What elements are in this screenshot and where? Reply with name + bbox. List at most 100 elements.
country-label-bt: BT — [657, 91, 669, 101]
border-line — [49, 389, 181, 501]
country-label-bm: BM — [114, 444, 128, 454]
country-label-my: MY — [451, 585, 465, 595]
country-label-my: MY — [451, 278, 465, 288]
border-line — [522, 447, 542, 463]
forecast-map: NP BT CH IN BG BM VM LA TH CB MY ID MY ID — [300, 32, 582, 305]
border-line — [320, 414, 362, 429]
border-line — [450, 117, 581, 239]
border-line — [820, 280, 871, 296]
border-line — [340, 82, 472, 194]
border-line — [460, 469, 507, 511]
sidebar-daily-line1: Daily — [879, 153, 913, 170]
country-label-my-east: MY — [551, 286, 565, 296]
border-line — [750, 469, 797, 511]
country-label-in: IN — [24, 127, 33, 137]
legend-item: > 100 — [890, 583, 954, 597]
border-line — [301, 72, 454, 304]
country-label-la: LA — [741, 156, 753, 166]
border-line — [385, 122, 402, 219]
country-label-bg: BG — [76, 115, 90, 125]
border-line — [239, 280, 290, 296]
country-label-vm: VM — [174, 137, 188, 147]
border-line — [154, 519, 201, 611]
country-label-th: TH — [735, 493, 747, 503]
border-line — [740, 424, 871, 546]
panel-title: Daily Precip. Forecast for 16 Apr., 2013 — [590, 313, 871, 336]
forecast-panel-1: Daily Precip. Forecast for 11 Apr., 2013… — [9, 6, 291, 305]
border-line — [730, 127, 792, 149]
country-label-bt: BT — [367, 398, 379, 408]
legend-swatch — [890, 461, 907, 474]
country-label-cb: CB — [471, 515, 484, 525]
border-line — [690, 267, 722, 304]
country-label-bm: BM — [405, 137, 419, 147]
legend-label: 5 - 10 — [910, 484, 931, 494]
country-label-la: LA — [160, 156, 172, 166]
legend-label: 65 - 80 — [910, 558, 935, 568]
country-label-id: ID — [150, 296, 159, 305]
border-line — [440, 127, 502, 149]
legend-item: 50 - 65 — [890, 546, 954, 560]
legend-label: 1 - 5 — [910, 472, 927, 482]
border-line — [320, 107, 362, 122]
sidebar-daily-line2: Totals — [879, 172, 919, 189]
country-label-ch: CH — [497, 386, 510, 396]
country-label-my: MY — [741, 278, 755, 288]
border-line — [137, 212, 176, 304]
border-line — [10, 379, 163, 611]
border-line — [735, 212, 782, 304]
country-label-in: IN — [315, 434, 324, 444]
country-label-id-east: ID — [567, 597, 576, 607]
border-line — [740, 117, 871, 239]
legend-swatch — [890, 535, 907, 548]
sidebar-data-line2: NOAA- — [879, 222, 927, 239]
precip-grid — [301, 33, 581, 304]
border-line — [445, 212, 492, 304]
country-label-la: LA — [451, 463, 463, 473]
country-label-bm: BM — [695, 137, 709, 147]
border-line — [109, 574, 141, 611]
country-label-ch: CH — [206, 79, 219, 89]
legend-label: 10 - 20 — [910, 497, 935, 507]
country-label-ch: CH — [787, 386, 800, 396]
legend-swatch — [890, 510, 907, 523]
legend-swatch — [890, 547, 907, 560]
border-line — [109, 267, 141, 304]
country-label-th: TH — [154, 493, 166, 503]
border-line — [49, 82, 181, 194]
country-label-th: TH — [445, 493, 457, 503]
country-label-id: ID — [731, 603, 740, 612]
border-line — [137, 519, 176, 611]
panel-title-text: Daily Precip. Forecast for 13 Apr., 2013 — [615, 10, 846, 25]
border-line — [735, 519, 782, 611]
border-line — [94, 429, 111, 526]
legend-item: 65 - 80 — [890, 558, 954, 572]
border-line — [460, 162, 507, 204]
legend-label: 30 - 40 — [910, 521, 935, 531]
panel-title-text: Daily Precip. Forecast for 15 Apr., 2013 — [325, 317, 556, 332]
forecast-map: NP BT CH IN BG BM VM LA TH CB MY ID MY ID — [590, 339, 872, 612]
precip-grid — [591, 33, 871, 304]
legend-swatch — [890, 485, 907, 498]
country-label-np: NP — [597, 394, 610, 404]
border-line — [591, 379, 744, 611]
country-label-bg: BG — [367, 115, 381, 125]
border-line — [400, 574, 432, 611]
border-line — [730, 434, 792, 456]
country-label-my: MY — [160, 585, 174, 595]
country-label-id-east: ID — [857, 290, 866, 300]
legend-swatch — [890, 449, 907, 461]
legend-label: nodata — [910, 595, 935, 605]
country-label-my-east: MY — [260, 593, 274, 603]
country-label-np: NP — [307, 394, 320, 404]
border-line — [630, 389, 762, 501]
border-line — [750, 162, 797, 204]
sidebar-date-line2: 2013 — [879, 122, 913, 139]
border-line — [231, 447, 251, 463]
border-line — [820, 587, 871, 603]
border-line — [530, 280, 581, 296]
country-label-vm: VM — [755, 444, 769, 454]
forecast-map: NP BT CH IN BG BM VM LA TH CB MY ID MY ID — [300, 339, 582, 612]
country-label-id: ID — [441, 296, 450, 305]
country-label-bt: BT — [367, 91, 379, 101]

■ **Work to do**
Copy out all the material above, substituting "boundary-line" for each occurrence of "border-line" and changing nothing else.

■ **Expected answer**
What elements are in this screenshot and where? Reply with name + bbox. List at most 100 elements.
country-label-bt: BT — [657, 91, 669, 101]
boundary-line — [49, 389, 181, 501]
country-label-bm: BM — [114, 444, 128, 454]
country-label-my: MY — [451, 585, 465, 595]
country-label-my: MY — [451, 278, 465, 288]
boundary-line — [522, 447, 542, 463]
forecast-map: NP BT CH IN BG BM VM LA TH CB MY ID MY ID — [300, 32, 582, 305]
boundary-line — [320, 414, 362, 429]
boundary-line — [450, 117, 581, 239]
boundary-line — [820, 280, 871, 296]
boundary-line — [340, 82, 472, 194]
boundary-line — [460, 469, 507, 511]
sidebar-daily-line1: Daily — [879, 153, 913, 170]
country-label-my-east: MY — [551, 286, 565, 296]
boundary-line — [750, 469, 797, 511]
country-label-in: IN — [24, 127, 33, 137]
legend-item: > 100 — [890, 583, 954, 597]
boundary-line — [301, 72, 454, 304]
country-label-la: LA — [741, 156, 753, 166]
boundary-line — [385, 122, 402, 219]
country-label-bg: BG — [76, 115, 90, 125]
boundary-line — [239, 280, 290, 296]
country-label-vm: VM — [174, 137, 188, 147]
boundary-line — [154, 519, 201, 611]
country-label-th: TH — [735, 493, 747, 503]
boundary-line — [740, 424, 871, 546]
panel-title: Daily Precip. Forecast for 16 Apr., 2013 — [590, 313, 871, 336]
forecast-panel-1: Daily Precip. Forecast for 11 Apr., 2013… — [9, 6, 291, 305]
boundary-line — [730, 127, 792, 149]
country-label-bt: BT — [367, 398, 379, 408]
legend-swatch — [890, 461, 907, 474]
country-label-cb: CB — [471, 515, 484, 525]
boundary-line — [690, 267, 722, 304]
country-label-bm: BM — [405, 137, 419, 147]
legend-label: 5 - 10 — [910, 484, 931, 494]
country-label-la: LA — [160, 156, 172, 166]
legend-label: 65 - 80 — [910, 558, 935, 568]
country-label-id: ID — [150, 296, 159, 305]
boundary-line — [440, 127, 502, 149]
legend-item: 50 - 65 — [890, 546, 954, 560]
legend-label: 1 - 5 — [910, 472, 927, 482]
boundary-line — [320, 107, 362, 122]
sidebar-daily-line2: Totals — [879, 172, 919, 189]
country-label-ch: CH — [497, 386, 510, 396]
country-label-my: MY — [741, 278, 755, 288]
boundary-line — [137, 212, 176, 304]
boundary-line — [10, 379, 163, 611]
boundary-line — [735, 212, 782, 304]
country-label-in: IN — [315, 434, 324, 444]
country-label-id-east: ID — [567, 597, 576, 607]
boundary-line — [740, 117, 871, 239]
legend-swatch — [890, 535, 907, 548]
sidebar-data-line2: NOAA- — [879, 222, 927, 239]
precip-grid — [301, 33, 581, 304]
boundary-line — [445, 212, 492, 304]
country-label-la: LA — [451, 463, 463, 473]
country-label-bm: BM — [695, 137, 709, 147]
boundary-line — [109, 574, 141, 611]
country-label-ch: CH — [206, 79, 219, 89]
legend-label: 10 - 20 — [910, 497, 935, 507]
country-label-ch: CH — [787, 386, 800, 396]
legend-swatch — [890, 510, 907, 523]
legend-swatch — [890, 547, 907, 560]
boundary-line — [109, 267, 141, 304]
country-label-th: TH — [154, 493, 166, 503]
boundary-line — [49, 82, 181, 194]
country-label-th: TH — [445, 493, 457, 503]
country-label-id: ID — [731, 603, 740, 612]
boundary-line — [137, 519, 176, 611]
panel-title-text: Daily Precip. Forecast for 13 Apr., 2013 — [615, 10, 846, 25]
boundary-line — [735, 519, 782, 611]
boundary-line — [94, 429, 111, 526]
legend-item: 65 - 80 — [890, 558, 954, 572]
boundary-line — [460, 162, 507, 204]
legend-label: 30 - 40 — [910, 521, 935, 531]
panel-title-text: Daily Precip. Forecast for 15 Apr., 2013 — [325, 317, 556, 332]
forecast-map: NP BT CH IN BG BM VM LA TH CB MY ID MY ID — [590, 339, 872, 612]
precip-grid — [591, 33, 871, 304]
legend-swatch — [890, 485, 907, 498]
country-label-np: NP — [597, 394, 610, 404]
boundary-line — [591, 379, 744, 611]
country-label-bg: BG — [367, 115, 381, 125]
boundary-line — [400, 574, 432, 611]
boundary-line — [730, 434, 792, 456]
country-label-my: MY — [160, 585, 174, 595]
country-label-id-east: ID — [857, 290, 866, 300]
legend-swatch — [890, 449, 907, 461]
legend-label: nodata — [910, 595, 935, 605]
country-label-my-east: MY — [260, 593, 274, 603]
country-label-np: NP — [307, 394, 320, 404]
boundary-line — [630, 389, 762, 501]
boundary-line — [750, 162, 797, 204]
sidebar-date-line2: 2013 — [879, 122, 913, 139]
boundary-line — [231, 447, 251, 463]
boundary-line — [820, 587, 871, 603]
boundary-line — [530, 280, 581, 296]
country-label-vm: VM — [755, 444, 769, 454]
forecast-map: NP BT CH IN BG BM VM LA TH CB MY ID MY ID — [300, 339, 582, 612]
country-label-id: ID — [441, 296, 450, 305]
country-label-bt: BT — [367, 91, 379, 101]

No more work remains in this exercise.